§ Provided records:

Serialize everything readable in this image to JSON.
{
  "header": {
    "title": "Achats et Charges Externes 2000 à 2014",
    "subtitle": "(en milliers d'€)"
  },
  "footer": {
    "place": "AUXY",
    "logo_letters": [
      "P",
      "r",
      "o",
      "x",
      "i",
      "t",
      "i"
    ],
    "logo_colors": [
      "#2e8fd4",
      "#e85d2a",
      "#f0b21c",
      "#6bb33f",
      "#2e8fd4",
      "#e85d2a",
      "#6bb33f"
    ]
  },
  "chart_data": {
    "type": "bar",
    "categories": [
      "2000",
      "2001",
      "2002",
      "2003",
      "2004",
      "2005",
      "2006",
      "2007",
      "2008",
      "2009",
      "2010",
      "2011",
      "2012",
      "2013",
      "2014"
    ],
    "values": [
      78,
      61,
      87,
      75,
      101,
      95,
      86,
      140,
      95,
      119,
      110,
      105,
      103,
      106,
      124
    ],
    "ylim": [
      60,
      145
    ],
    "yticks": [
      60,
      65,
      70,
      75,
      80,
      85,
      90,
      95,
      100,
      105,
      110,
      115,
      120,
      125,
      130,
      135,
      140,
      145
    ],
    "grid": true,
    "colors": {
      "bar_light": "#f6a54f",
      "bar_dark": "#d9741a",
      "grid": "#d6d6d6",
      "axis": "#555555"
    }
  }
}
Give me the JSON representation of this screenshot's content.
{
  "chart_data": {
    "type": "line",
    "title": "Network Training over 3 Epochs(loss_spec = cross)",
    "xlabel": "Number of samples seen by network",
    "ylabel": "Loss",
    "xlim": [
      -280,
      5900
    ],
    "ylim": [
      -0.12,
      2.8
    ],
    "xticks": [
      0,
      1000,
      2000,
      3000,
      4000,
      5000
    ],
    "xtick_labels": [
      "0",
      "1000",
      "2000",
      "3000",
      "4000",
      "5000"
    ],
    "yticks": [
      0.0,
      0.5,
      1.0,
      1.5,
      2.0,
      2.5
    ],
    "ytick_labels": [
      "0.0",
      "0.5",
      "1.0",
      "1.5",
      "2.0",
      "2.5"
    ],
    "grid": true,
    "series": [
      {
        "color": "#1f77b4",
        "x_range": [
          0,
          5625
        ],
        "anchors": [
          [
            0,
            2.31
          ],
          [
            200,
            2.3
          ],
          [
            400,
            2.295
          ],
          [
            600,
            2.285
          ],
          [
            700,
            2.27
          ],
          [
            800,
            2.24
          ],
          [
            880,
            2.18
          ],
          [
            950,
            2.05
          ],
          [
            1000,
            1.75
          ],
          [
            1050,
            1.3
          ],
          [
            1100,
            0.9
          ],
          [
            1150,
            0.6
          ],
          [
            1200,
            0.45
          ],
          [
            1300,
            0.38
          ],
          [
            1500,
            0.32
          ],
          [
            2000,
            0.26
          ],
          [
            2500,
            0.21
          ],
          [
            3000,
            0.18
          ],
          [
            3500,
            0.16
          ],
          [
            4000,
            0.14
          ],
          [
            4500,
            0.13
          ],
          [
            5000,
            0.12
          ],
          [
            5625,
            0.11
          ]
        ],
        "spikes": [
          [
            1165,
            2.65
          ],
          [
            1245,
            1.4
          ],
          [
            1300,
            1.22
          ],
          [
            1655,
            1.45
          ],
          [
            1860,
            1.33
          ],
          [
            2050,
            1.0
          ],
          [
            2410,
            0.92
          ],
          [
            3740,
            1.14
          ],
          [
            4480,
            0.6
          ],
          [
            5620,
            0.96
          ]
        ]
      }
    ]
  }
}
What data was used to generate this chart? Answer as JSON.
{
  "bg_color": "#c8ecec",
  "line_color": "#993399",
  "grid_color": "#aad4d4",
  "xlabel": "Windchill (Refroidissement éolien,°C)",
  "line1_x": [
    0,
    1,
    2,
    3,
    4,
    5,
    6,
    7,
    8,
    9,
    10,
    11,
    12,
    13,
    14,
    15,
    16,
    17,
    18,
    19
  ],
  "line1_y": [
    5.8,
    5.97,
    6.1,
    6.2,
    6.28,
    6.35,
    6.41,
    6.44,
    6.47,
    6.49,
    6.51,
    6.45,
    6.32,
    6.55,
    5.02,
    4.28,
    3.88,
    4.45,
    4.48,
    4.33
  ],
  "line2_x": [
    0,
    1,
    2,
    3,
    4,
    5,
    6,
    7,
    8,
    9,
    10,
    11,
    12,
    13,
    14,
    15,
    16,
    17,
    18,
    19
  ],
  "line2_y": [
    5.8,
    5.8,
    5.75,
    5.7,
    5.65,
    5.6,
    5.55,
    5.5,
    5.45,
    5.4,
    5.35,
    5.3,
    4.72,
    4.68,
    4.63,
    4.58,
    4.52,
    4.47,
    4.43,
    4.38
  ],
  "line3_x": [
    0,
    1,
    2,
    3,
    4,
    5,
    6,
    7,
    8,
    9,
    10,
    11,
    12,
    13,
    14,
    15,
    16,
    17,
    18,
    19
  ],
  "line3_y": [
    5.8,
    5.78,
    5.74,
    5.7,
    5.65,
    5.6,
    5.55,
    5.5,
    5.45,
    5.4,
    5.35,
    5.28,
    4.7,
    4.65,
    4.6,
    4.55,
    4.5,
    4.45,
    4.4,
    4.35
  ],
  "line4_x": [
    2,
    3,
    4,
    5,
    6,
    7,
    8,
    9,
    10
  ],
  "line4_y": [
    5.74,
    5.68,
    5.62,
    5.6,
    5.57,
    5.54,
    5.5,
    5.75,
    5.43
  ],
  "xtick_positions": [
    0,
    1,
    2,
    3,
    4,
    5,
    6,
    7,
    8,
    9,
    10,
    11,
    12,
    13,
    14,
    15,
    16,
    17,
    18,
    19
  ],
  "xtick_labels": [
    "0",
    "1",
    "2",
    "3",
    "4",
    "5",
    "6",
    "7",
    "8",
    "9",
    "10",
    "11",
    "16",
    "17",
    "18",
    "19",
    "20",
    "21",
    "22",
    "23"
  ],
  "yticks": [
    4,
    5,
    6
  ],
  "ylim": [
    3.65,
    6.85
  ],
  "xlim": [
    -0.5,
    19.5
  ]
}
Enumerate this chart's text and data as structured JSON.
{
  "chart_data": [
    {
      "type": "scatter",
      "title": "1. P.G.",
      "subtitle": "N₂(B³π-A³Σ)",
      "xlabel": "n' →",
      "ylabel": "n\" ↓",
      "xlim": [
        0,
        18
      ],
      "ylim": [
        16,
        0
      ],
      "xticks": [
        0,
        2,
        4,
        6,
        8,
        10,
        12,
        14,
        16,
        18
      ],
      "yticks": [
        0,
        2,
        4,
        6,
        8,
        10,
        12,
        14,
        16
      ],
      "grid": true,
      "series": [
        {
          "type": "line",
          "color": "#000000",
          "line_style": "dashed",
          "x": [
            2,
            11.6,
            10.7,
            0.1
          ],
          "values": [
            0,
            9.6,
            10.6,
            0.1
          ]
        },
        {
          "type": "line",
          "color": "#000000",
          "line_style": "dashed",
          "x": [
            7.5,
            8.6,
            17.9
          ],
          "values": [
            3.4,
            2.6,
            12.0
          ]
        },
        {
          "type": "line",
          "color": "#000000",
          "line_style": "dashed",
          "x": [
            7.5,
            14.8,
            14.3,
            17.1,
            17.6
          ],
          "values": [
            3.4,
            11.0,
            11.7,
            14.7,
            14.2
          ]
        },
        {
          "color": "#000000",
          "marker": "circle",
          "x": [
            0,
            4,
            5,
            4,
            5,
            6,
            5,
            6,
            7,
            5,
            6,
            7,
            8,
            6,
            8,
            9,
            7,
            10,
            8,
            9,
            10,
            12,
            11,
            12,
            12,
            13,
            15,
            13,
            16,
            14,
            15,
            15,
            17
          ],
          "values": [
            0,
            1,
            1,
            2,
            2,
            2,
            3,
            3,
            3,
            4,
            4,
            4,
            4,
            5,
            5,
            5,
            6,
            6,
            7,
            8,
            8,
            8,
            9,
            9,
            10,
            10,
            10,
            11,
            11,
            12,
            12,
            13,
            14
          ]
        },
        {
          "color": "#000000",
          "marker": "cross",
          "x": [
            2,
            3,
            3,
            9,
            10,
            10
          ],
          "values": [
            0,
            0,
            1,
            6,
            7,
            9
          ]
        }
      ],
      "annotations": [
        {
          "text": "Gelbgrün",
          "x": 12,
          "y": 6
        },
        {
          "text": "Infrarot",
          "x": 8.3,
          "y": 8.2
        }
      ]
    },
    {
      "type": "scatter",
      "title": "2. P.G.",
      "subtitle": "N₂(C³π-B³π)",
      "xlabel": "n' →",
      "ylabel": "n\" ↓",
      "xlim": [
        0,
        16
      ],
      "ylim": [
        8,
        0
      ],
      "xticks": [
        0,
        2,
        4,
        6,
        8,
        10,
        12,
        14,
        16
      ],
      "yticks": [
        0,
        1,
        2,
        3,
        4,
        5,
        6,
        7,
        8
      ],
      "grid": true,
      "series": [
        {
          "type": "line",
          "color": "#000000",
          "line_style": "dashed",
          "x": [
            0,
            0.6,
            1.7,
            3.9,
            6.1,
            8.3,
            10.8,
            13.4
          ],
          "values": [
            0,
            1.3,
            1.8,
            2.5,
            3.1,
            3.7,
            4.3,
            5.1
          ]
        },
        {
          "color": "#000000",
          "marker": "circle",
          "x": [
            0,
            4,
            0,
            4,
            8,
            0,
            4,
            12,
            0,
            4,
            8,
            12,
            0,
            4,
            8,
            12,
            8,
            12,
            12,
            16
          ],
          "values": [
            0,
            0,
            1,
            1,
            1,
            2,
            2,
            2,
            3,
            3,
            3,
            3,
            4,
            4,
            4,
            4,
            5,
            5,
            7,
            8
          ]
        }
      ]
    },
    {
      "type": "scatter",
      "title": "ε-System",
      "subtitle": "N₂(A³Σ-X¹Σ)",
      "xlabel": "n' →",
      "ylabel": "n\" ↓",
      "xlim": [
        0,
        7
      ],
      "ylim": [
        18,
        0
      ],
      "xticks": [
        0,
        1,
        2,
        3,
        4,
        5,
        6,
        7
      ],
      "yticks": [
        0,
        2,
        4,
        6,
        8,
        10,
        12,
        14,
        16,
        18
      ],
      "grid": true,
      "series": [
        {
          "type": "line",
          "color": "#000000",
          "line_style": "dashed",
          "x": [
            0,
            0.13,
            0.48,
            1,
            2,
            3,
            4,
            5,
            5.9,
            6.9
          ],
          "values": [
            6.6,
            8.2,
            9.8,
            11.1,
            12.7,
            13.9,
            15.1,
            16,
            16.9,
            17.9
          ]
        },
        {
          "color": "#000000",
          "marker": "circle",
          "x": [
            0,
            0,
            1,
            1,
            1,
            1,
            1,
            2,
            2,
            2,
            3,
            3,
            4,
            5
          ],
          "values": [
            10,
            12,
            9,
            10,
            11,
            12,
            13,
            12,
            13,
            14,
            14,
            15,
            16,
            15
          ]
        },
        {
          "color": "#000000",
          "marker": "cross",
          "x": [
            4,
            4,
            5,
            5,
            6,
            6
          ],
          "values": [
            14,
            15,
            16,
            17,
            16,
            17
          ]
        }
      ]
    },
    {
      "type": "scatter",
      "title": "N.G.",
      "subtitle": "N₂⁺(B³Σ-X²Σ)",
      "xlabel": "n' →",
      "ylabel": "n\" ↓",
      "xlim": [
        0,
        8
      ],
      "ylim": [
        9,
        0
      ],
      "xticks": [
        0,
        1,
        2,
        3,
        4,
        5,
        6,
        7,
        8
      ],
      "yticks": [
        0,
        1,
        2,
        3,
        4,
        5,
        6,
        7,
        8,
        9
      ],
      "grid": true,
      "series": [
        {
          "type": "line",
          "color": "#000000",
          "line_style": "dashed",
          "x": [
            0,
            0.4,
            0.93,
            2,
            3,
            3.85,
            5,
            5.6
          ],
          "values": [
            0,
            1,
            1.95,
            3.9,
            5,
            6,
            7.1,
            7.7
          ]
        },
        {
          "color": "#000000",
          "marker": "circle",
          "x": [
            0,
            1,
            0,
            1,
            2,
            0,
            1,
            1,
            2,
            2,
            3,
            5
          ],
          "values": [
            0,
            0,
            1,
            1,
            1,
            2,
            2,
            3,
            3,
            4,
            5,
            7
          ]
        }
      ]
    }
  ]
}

§ Written problem:
Every line that holds the string "this" should be returned.

§ Full response:
Serialize everything readable in this image to JSON.
Give me the JSON representation of this screenshot's content.
What data was used to generate this chart? Answer as JSON.
Enumerate this chart's text and data as structured JSON.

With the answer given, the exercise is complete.